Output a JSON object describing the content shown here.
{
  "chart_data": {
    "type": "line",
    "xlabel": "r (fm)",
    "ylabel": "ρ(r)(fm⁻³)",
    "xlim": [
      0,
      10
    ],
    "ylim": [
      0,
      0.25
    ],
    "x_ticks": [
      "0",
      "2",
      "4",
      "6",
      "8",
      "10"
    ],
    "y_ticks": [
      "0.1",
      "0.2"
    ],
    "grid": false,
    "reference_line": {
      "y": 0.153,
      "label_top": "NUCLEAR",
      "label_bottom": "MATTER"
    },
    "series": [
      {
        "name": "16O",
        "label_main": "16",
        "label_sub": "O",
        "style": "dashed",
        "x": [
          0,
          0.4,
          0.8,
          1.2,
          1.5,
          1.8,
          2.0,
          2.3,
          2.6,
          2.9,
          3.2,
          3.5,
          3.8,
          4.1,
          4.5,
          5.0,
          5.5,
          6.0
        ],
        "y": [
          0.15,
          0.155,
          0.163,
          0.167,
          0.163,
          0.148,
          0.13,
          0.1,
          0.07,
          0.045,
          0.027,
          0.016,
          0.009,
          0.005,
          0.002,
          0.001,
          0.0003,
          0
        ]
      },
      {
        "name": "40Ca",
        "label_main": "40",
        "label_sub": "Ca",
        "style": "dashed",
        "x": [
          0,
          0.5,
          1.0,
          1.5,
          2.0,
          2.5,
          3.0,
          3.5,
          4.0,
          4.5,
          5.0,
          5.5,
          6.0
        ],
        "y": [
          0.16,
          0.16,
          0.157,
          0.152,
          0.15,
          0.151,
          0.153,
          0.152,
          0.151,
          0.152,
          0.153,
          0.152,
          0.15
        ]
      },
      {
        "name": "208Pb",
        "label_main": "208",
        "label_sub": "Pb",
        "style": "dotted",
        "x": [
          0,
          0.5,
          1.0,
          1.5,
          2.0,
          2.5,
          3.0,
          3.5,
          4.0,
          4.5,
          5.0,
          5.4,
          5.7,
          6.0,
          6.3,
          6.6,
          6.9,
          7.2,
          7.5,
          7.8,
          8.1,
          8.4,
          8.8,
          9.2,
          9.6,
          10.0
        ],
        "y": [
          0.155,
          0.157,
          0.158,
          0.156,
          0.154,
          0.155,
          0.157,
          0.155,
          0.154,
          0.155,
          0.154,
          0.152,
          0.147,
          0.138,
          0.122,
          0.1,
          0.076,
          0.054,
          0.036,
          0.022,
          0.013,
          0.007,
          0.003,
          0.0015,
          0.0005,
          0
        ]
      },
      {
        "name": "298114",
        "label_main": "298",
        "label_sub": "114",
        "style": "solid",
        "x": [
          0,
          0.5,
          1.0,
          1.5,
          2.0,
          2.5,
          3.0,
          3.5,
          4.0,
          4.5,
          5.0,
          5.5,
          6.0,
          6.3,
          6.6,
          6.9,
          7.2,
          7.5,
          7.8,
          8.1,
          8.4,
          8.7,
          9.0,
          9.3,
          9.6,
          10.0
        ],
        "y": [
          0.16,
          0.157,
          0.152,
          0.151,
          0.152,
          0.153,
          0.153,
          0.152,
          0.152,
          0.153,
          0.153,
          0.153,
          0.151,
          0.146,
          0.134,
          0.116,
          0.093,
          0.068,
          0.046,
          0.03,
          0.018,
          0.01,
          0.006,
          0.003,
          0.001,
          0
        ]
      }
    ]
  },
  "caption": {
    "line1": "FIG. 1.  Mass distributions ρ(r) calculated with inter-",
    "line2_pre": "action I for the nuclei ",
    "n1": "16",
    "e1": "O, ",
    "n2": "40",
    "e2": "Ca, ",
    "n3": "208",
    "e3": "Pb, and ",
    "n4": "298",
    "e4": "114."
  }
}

_ _ _

Stated task >> Pick out the lines that contain "style" and copy them.

Output of the exercise >>
        "style": "dashed",
        "style": "dashed",
        "style": "dotted",
        "style": "solid",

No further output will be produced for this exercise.